Source text =>
****************************************
COPYCAT PANERA SQUASH SOUP



Copycat Panera Squash Soup image

Categories     Squash     Soup/Stew     Fall     Lunch

Number Of Ingredients 13

1 tablespoon Extra Virgin Olive Oil
1 piece Small yellow onion, diced (3/4 cups)
2 pounds Chopped Butternut Squash (6 heaping cups)
3 piece small carrots, chopped (1 cup)
3.5 cups Vegetable Broth (3-4 cups)
2 cups Apple Cider or Apple Juice
1/2 teaspoon Curry Powder
1/4 teaspoon Cinnimon
1 dash Nutmeg
1/2 cup Pumpkin Puree
2 tablespoons Butter
2 ounces Cream (neufchatel) Cheese
1 tablespoon Brown Sugar

Steps:

  • In a large pot, heat oil over medium-high heat. Add onions and saute until translucent, stirring frequently.
  • Add squash, carrots, vegetable broth, apple cider, and spices.
****************************************
[Collection entries]

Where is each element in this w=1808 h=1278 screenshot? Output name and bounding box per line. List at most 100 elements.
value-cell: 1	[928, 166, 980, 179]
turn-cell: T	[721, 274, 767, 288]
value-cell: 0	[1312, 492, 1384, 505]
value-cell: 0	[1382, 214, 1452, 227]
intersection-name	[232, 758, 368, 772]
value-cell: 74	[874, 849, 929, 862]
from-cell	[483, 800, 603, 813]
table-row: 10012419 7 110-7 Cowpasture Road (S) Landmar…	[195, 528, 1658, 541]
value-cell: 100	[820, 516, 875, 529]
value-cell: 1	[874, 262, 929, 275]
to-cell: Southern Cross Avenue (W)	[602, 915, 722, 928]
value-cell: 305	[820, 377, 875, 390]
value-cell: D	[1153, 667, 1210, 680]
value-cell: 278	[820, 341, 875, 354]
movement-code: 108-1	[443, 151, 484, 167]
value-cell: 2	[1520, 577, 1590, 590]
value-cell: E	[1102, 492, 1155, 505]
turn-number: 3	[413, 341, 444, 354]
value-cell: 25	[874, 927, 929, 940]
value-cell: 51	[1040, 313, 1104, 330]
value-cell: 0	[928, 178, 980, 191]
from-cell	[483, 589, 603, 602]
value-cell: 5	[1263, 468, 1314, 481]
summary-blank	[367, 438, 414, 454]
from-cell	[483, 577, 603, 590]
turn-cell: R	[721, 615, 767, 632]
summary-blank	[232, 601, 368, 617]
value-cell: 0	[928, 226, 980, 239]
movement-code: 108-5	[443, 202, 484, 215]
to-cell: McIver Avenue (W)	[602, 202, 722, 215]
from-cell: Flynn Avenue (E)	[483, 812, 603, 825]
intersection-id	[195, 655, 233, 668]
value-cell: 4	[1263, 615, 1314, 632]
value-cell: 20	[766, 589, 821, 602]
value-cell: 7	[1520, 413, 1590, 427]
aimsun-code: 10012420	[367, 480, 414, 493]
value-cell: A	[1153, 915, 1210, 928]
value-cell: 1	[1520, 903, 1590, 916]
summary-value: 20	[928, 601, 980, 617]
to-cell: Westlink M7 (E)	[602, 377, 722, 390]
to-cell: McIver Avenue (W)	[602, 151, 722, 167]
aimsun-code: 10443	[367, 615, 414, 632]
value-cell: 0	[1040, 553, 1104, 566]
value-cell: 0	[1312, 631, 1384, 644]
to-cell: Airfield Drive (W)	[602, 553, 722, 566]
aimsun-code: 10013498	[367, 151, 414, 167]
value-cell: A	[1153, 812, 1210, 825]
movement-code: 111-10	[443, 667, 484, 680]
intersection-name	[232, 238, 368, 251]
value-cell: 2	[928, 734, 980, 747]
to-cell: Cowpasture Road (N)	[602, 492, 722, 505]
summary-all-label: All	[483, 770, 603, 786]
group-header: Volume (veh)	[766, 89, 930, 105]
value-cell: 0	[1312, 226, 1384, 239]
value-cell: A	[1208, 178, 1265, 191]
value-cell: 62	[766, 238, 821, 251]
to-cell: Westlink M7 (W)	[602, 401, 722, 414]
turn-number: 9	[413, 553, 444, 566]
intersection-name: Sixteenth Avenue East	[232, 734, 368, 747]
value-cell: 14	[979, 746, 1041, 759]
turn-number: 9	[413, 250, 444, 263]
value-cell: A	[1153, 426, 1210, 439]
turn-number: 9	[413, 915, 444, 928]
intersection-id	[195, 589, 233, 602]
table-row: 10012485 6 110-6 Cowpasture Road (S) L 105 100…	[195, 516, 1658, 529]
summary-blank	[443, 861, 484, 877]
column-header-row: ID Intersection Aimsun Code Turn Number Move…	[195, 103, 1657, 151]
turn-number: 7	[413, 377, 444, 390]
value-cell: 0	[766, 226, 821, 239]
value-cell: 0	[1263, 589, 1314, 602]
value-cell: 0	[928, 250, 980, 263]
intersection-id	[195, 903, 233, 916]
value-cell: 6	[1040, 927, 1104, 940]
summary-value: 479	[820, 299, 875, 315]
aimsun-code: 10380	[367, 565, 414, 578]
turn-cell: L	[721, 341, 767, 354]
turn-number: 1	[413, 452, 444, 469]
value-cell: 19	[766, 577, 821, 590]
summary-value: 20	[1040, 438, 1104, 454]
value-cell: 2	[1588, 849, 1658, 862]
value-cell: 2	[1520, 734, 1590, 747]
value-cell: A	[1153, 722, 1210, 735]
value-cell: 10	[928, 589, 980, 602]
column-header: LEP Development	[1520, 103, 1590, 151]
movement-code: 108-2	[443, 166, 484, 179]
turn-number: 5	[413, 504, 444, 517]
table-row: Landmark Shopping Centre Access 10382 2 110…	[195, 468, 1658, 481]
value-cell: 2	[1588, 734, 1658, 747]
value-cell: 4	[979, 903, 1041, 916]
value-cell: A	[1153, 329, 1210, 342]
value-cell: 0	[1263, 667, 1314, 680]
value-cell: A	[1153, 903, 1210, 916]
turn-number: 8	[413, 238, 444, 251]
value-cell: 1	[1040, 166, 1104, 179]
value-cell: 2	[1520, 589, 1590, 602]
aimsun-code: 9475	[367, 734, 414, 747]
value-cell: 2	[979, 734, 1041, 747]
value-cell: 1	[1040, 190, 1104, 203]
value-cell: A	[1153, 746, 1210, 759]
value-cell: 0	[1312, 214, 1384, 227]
****************************************
Goals =>
1. Copy the records word for word, from their first line through the line that contains "615, 767, 632]".
2. Continue the squash soup recipe from where it stops.

Task-by-task results =>
1.
Where is each element in this w=1808 h=1278 screenshot? Output name and bounding box per line. List at most 100 elements.
value-cell: 1	[928, 166, 980, 179]
turn-cell: T	[721, 274, 767, 288]
value-cell: 0	[1312, 492, 1384, 505]
value-cell: 0	[1382, 214, 1452, 227]
intersection-name	[232, 758, 368, 772]
value-cell: 74	[874, 849, 929, 862]
from-cell	[483, 800, 603, 813]
table-row: 10012419 7 110-7 Cowpasture Road (S) Landmar…	[195, 528, 1658, 541]
value-cell: 100	[820, 516, 875, 529]
value-cell: 1	[874, 262, 929, 275]
to-cell: Southern Cross Avenue (W)	[602, 915, 722, 928]
value-cell: 305	[820, 377, 875, 390]
value-cell: D	[1153, 667, 1210, 680]
value-cell: 278	[820, 341, 875, 354]
movement-code: 108-1	[443, 151, 484, 167]
value-cell: 2	[1520, 577, 1590, 590]
value-cell: E	[1102, 492, 1155, 505]
turn-number: 3	[413, 341, 444, 354]
value-cell: 25	[874, 927, 929, 940]
value-cell: 51	[1040, 313, 1104, 330]
value-cell: 0	[928, 178, 980, 191]
from-cell	[483, 589, 603, 602]
value-cell: 5	[1263, 468, 1314, 481]
summary-blank	[367, 438, 414, 454]
from-cell	[483, 577, 603, 590]
turn-cell: R	[721, 615, 767, 632]

2.
  • Bring to a boil, reduce heat and simmer for 10-15 minutes, or until squash and carrots are soft. Remove from heat and add pumpkin puree, butter, cream cheese and brown sugar. Puree with a hand (stick) blender or in batches in a normal blender. Blend until very smooth.
  • Taste soup and add salt as desired. You may also add extra brown sugar or honey to achieve a taste closer that of Panera's. You can also add a little heavy cream if you want a more decadent soup. If desired, add more vegetable broth to thin soup.
  • Return to burner over medium-low heat, if needed to heat the soup back up, and then serve immediately.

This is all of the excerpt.